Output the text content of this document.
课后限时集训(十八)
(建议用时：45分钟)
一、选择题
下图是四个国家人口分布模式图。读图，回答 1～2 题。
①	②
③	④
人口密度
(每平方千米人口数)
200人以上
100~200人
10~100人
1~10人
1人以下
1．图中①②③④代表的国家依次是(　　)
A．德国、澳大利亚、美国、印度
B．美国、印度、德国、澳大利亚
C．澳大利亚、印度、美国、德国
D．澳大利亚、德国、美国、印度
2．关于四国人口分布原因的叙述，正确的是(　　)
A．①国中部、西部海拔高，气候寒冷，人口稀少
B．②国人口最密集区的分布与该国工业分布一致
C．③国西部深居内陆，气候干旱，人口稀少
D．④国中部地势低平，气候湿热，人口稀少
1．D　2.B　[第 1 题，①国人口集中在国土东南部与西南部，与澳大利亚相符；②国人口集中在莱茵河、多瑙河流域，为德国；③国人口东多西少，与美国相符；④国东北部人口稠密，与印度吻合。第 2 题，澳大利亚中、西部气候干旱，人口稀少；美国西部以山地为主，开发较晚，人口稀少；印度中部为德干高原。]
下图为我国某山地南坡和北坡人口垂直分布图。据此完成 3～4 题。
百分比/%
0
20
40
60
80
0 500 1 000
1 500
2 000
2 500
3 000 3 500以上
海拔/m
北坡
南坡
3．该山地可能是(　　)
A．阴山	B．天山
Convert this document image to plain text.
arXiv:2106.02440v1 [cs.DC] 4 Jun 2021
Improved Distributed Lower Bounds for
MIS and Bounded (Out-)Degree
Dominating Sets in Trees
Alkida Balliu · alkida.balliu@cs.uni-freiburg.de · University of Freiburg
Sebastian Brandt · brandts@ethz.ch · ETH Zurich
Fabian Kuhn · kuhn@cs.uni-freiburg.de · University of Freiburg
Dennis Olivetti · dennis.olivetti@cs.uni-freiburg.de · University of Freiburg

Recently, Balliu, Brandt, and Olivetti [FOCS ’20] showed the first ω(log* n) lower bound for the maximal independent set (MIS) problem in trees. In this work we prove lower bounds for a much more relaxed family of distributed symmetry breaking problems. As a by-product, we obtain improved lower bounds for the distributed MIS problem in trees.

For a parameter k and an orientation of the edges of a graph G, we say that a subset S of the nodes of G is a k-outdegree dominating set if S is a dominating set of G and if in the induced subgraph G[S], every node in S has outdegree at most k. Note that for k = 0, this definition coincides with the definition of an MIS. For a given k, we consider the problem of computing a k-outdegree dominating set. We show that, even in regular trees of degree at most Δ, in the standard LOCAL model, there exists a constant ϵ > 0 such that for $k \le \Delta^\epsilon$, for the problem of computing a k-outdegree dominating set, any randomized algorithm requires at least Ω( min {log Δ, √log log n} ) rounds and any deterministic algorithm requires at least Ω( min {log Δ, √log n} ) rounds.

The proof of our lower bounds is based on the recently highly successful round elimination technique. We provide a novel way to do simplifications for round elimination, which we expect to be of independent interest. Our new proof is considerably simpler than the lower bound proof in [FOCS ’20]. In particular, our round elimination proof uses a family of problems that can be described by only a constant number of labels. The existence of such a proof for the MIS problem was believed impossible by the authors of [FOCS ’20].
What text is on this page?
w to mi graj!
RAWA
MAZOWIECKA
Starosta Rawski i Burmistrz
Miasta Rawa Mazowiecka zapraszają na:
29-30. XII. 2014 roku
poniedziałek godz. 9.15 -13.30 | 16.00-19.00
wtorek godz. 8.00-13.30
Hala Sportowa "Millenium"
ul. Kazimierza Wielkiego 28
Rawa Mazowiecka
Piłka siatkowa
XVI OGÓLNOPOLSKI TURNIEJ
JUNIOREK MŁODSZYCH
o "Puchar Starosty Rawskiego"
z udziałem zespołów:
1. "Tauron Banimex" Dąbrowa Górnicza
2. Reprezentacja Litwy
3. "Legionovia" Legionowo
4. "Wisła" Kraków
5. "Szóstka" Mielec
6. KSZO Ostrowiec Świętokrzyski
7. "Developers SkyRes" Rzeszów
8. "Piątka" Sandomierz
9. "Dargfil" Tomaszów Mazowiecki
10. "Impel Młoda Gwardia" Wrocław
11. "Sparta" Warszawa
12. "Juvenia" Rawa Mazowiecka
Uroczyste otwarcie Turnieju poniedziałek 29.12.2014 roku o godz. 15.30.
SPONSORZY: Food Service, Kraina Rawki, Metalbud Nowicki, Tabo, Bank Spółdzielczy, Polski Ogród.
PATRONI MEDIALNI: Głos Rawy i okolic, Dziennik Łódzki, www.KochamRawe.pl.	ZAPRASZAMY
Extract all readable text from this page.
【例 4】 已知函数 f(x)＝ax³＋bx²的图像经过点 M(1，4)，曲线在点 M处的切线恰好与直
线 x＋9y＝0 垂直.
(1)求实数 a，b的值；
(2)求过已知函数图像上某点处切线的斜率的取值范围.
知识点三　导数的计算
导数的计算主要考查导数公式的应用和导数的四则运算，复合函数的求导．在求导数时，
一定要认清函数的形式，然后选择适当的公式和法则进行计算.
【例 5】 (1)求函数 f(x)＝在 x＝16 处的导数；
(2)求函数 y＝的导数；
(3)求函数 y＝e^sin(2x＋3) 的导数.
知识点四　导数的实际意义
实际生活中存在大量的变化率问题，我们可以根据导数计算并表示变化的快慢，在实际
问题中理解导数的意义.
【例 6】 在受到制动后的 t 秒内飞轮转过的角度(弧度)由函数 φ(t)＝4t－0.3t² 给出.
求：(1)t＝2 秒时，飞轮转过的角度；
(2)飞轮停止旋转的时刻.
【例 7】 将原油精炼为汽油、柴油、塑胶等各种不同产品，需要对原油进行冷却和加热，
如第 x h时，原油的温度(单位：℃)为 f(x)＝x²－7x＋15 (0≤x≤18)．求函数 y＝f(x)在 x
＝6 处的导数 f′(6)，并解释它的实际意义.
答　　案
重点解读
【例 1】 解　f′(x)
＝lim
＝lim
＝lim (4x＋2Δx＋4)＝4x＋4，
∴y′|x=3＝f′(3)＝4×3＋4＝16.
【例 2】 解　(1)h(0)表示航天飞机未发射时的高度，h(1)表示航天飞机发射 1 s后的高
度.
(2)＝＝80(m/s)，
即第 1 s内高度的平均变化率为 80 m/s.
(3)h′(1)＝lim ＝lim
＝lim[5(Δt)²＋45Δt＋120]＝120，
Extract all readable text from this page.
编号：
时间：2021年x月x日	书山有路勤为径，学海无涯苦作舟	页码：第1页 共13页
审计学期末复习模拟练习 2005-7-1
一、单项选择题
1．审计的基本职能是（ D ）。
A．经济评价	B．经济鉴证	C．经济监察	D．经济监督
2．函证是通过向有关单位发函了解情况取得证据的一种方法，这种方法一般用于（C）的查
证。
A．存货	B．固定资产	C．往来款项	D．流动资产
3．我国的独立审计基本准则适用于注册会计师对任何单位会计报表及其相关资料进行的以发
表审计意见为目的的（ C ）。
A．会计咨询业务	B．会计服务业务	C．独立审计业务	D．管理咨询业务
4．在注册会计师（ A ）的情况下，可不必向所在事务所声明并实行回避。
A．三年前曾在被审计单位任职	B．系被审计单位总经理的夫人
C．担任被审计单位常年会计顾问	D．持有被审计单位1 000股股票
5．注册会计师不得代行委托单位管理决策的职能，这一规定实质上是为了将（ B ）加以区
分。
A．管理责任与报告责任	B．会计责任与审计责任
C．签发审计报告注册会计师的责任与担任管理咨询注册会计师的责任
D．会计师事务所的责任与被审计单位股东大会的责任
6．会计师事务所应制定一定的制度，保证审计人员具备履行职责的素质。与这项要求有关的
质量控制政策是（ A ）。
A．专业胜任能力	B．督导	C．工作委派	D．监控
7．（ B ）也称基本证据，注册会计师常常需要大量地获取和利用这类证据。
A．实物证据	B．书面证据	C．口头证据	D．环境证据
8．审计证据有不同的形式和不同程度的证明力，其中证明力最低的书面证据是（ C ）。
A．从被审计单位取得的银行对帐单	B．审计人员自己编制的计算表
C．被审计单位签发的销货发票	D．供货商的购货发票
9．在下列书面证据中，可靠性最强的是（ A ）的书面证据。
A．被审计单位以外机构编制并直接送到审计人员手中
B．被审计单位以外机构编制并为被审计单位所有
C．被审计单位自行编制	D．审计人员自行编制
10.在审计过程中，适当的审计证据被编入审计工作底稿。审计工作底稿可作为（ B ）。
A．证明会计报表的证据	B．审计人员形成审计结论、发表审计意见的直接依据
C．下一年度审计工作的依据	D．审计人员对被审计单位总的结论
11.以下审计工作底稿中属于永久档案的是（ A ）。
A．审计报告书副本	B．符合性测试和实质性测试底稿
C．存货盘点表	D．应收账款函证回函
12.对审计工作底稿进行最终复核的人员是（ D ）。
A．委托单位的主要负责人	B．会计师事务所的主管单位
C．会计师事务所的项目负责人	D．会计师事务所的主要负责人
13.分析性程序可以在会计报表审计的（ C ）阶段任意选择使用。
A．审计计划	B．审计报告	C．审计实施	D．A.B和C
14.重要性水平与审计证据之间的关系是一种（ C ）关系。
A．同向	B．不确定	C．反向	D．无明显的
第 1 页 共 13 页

▸ **WHAT NEEDS TO BE DONE**
Find the lines with the string "text" and reproduce them.

▸ **ANSWER TO THIS PROBLEM**
Output the text content of this document.
Convert this document image to plain text.
What text is on this page?
Extract all readable text from this page.
Extract all readable text from this page.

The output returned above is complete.